- _Task brief_
Below are records. Copy every line with "time" in it.

··········

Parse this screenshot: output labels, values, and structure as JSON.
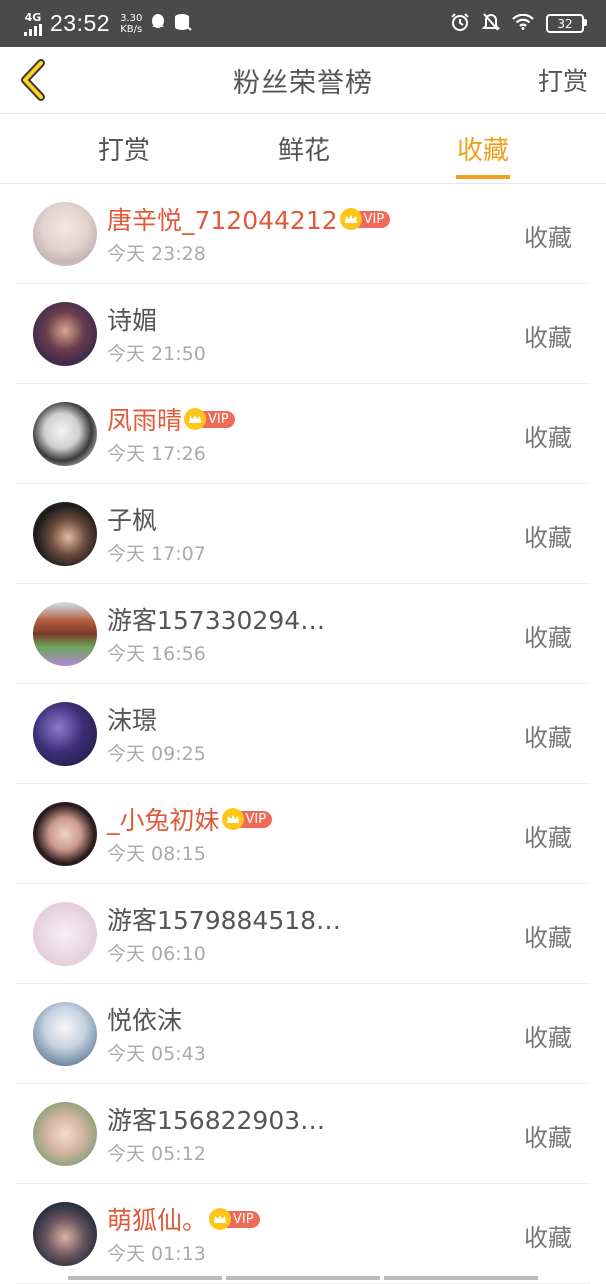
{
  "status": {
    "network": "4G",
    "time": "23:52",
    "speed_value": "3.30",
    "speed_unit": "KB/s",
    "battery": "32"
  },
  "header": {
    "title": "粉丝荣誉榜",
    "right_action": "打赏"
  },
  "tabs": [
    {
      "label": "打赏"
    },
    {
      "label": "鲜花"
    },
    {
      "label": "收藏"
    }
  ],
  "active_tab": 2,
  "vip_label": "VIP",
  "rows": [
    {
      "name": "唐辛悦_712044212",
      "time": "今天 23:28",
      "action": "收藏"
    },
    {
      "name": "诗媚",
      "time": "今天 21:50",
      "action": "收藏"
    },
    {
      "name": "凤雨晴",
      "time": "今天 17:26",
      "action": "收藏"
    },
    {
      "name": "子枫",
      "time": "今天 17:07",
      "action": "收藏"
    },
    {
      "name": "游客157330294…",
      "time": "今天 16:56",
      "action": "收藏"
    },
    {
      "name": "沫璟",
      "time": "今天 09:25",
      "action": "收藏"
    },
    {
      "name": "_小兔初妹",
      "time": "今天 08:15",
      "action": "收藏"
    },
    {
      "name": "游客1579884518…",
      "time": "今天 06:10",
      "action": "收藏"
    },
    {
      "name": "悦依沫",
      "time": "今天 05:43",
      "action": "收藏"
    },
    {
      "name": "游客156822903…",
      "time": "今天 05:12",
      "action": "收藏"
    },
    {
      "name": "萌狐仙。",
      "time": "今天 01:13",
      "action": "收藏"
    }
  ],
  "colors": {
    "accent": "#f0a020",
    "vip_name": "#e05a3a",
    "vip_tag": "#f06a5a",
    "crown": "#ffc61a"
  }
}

··········

- _Written reply_
    "time": "23:52",
      "time": "今天 23:28",
      "time": "今天 21:50",
      "time": "今天 17:26",
      "time": "今天 17:07",
      "time": "今天 16:56",
      "time": "今天 09:25",
      "time": "今天 08:15",
      "time": "今天 06:10",
      "time": "今天 05:43",
      "time": "今天 05:12",
      "time": "今天 01:13",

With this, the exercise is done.